◆ Data rows:
▬▬▬▬▬▬
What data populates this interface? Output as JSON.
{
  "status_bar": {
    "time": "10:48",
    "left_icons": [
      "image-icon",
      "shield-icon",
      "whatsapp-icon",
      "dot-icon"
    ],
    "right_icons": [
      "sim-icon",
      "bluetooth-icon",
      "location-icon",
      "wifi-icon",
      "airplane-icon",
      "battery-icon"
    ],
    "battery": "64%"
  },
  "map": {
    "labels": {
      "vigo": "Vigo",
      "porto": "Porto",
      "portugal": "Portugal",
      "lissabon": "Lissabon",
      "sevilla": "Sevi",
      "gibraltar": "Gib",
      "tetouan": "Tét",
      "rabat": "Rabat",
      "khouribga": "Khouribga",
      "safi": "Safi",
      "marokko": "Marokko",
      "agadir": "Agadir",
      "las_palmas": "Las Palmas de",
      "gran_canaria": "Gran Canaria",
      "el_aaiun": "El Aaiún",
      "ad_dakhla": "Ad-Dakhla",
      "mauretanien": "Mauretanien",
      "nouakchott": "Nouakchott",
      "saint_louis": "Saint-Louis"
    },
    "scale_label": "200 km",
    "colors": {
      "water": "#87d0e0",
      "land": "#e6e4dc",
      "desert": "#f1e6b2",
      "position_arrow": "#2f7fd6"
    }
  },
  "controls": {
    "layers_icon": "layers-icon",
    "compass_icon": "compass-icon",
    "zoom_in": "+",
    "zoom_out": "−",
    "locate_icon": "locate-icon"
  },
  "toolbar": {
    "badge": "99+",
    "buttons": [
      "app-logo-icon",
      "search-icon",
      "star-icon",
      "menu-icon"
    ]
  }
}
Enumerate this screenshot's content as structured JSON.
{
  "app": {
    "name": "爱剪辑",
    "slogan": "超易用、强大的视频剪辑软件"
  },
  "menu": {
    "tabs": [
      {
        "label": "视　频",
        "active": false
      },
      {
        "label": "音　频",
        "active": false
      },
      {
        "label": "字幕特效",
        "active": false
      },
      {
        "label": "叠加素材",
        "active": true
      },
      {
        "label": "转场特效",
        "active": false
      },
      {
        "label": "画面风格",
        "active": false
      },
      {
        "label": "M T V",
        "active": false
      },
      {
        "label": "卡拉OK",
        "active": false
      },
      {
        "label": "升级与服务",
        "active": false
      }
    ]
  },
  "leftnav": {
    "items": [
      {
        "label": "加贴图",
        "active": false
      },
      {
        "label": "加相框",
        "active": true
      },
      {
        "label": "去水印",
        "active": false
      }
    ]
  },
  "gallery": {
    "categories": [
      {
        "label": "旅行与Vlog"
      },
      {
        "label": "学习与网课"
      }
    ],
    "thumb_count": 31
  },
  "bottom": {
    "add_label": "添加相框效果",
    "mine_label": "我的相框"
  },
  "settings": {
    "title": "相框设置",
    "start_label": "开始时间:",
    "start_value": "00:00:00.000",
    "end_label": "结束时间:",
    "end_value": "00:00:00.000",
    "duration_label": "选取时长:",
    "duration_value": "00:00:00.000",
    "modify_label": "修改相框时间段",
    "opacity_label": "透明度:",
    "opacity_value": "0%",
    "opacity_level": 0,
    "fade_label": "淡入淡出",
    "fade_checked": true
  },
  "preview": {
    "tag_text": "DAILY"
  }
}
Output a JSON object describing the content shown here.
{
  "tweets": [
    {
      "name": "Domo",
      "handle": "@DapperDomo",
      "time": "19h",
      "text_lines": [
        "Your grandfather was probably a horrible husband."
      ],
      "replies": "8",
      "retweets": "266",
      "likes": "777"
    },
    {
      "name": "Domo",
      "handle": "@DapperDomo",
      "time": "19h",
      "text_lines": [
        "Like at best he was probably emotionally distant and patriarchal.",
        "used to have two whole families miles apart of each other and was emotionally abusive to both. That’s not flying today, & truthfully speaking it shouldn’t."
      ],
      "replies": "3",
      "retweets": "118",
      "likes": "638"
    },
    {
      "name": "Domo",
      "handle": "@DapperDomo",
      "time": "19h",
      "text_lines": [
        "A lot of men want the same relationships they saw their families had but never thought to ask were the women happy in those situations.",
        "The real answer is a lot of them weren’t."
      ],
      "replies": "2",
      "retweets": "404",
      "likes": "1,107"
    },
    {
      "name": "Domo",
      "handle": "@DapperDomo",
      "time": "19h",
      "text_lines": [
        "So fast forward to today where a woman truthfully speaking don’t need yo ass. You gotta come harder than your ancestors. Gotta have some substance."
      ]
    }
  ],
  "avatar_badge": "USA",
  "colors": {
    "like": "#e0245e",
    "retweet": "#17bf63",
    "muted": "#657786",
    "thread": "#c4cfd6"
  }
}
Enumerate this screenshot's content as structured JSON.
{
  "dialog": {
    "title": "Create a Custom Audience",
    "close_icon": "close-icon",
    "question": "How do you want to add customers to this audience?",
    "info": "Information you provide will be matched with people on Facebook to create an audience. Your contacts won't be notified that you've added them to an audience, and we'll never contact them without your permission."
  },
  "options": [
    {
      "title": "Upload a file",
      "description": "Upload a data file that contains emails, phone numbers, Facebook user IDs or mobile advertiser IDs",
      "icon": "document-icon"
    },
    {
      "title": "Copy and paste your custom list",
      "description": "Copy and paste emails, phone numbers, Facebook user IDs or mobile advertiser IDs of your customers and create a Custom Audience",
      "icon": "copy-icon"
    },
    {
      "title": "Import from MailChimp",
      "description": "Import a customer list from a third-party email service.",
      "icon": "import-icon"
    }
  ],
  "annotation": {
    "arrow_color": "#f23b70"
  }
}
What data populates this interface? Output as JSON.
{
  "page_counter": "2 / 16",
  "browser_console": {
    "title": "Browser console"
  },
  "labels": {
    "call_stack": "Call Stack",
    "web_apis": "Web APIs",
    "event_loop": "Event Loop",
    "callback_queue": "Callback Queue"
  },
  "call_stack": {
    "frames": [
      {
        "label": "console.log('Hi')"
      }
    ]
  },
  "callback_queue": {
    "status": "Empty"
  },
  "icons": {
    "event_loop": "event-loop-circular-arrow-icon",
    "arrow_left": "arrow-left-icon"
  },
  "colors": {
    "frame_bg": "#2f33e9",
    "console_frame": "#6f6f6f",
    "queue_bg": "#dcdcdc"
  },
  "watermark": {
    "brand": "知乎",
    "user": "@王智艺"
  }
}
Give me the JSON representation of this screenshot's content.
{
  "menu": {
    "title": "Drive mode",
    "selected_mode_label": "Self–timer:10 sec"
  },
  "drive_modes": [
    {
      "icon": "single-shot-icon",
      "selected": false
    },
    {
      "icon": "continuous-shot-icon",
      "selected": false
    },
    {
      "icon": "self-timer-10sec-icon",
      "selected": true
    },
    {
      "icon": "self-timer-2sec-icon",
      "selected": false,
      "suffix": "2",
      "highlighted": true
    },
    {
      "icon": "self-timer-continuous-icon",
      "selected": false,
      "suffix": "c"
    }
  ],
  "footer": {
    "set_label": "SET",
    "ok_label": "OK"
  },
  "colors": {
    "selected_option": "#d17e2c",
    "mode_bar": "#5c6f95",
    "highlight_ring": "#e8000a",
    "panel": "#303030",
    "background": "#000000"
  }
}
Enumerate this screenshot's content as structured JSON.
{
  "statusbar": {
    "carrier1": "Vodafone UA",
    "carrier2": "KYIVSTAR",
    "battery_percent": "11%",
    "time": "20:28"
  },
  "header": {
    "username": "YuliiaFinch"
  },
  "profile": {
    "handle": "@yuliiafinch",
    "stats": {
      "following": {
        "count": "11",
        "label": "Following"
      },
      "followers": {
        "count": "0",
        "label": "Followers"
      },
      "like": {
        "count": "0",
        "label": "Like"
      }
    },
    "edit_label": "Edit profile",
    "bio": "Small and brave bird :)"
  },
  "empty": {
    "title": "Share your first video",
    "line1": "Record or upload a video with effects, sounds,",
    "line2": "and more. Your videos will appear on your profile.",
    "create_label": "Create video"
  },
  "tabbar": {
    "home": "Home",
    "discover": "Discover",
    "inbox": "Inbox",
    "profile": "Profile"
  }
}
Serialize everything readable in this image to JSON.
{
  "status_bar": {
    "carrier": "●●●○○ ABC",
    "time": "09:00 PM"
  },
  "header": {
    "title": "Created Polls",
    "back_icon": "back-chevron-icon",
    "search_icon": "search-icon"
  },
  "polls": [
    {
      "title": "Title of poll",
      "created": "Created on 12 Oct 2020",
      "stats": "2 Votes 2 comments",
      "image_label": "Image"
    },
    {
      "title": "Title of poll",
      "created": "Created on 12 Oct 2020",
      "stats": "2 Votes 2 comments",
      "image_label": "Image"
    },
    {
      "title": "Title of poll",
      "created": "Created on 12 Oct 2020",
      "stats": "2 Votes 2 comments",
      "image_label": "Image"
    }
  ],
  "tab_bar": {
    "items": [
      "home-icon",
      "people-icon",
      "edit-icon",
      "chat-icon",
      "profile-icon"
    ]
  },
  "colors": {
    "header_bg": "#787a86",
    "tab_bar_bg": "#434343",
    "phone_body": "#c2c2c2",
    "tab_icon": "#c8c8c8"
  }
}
▬▬▬▬▬▬
List every line above that contains the word "title".

◆ Written answer:
    "title": "相框设置",
    "title": "Create a Custom Audience",
      "title": "Upload a file",
      "title": "Copy and paste your custom list",
      "title": "Import from MailChimp",
    "title": "Browser console"
    "title": "Drive mode",
    "title": "Share your first video",
    "title": "Created Polls",
      "title": "Title of poll",
      "title": "Title of poll",
      "title": "Title of poll",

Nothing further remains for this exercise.